>>
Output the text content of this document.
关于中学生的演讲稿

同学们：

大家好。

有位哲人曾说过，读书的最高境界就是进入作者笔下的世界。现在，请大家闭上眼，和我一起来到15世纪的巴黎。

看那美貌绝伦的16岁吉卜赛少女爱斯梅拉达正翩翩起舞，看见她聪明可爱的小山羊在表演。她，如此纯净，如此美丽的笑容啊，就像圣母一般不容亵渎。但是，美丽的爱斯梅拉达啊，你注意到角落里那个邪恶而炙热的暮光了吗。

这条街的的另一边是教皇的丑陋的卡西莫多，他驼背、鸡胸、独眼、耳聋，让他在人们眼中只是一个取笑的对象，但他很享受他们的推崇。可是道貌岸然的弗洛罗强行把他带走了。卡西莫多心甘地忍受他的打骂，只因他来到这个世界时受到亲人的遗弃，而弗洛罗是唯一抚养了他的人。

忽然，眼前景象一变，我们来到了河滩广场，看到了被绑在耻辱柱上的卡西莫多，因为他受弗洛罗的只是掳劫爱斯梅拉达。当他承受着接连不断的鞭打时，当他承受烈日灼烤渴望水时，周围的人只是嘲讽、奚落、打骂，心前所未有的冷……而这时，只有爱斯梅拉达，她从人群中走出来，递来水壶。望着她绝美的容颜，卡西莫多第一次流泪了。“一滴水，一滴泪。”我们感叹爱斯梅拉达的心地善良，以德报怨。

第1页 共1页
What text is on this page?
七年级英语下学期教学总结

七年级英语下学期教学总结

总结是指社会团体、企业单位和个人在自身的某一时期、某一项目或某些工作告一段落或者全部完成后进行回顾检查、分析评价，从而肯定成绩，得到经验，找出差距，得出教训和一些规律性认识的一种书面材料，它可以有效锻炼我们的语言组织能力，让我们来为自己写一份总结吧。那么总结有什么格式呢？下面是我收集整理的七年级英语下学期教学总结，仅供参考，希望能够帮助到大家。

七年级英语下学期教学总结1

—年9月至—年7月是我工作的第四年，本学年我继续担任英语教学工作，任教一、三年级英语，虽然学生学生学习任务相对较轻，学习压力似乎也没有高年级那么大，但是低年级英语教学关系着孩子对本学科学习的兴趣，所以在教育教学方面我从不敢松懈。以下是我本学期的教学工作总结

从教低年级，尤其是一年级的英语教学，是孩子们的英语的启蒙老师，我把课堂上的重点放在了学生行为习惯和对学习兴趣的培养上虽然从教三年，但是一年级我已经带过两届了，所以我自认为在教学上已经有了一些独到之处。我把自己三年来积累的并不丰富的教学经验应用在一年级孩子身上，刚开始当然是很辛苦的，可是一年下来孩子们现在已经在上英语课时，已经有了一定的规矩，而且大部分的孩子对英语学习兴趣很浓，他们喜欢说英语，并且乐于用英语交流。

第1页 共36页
<<
Objective:
The records above must be repeated exactly, every one of them.

Solution to this exercise:
Output the text content of this document.
关于中学生的演讲稿

同学们：

大家好。

有位哲人曾说过，读书的最高境界就是进入作者笔下的世界。现在，请大家闭上眼，和我一起来到15世纪的巴黎。

看那美貌绝伦的16岁吉卜赛少女爱斯梅拉达正翩翩起舞，看见她聪明可爱的小山羊在表演。她，如此纯净，如此美丽的笑容啊，就像圣母一般不容亵渎。但是，美丽的爱斯梅拉达啊，你注意到角落里那个邪恶而炙热的暮光了吗。

这条街的的另一边是教皇的丑陋的卡西莫多，他驼背、鸡胸、独眼、耳聋，让他在人们眼中只是一个取笑的对象，但他很享受他们的推崇。可是道貌岸然的弗洛罗强行把他带走了。卡西莫多心甘地忍受他的打骂，只因他来到这个世界时受到亲人的遗弃，而弗洛罗是唯一抚养了他的人。

忽然，眼前景象一变，我们来到了河滩广场，看到了被绑在耻辱柱上的卡西莫多，因为他受弗洛罗的只是掳劫爱斯梅拉达。当他承受着接连不断的鞭打时，当他承受烈日灼烤渴望水时，周围的人只是嘲讽、奚落、打骂，心前所未有的冷……而这时，只有爱斯梅拉达，她从人群中走出来，递来水壶。望着她绝美的容颜，卡西莫多第一次流泪了。“一滴水，一滴泪。”我们感叹爱斯梅拉达的心地善良，以德报怨。

第1页 共1页
What text is on this page?
七年级英语下学期教学总结

七年级英语下学期教学总结

总结是指社会团体、企业单位和个人在自身的某一时期、某一项目或某些工作告一段落或者全部完成后进行回顾检查、分析评价，从而肯定成绩，得到经验，找出差距，得出教训和一些规律性认识的一种书面材料，它可以有效锻炼我们的语言组织能力，让我们来为自己写一份总结吧。那么总结有什么格式呢？下面是我收集整理的七年级英语下学期教学总结，仅供参考，希望能够帮助到大家。

七年级英语下学期教学总结1

—年9月至—年7月是我工作的第四年，本学年我继续担任英语教学工作，任教一、三年级英语，虽然学生学生学习任务相对较轻，学习压力似乎也没有高年级那么大，但是低年级英语教学关系着孩子对本学科学习的兴趣，所以在教育教学方面我从不敢松懈。以下是我本学期的教学工作总结

从教低年级，尤其是一年级的英语教学，是孩子们的英语的启蒙老师，我把课堂上的重点放在了学生行为习惯和对学习兴趣的培养上虽然从教三年，但是一年级我已经带过两届了，所以我自认为在教学上已经有了一些独到之处。我把自己三年来积累的并不丰富的教学经验应用在一年级孩子身上，刚开始当然是很辛苦的，可是一年下来孩子们现在已经在上英语课时，已经有了一定的规矩，而且大部分的孩子对英语学习兴趣很浓，他们喜欢说英语，并且乐于用英语交流。

第1页 共36页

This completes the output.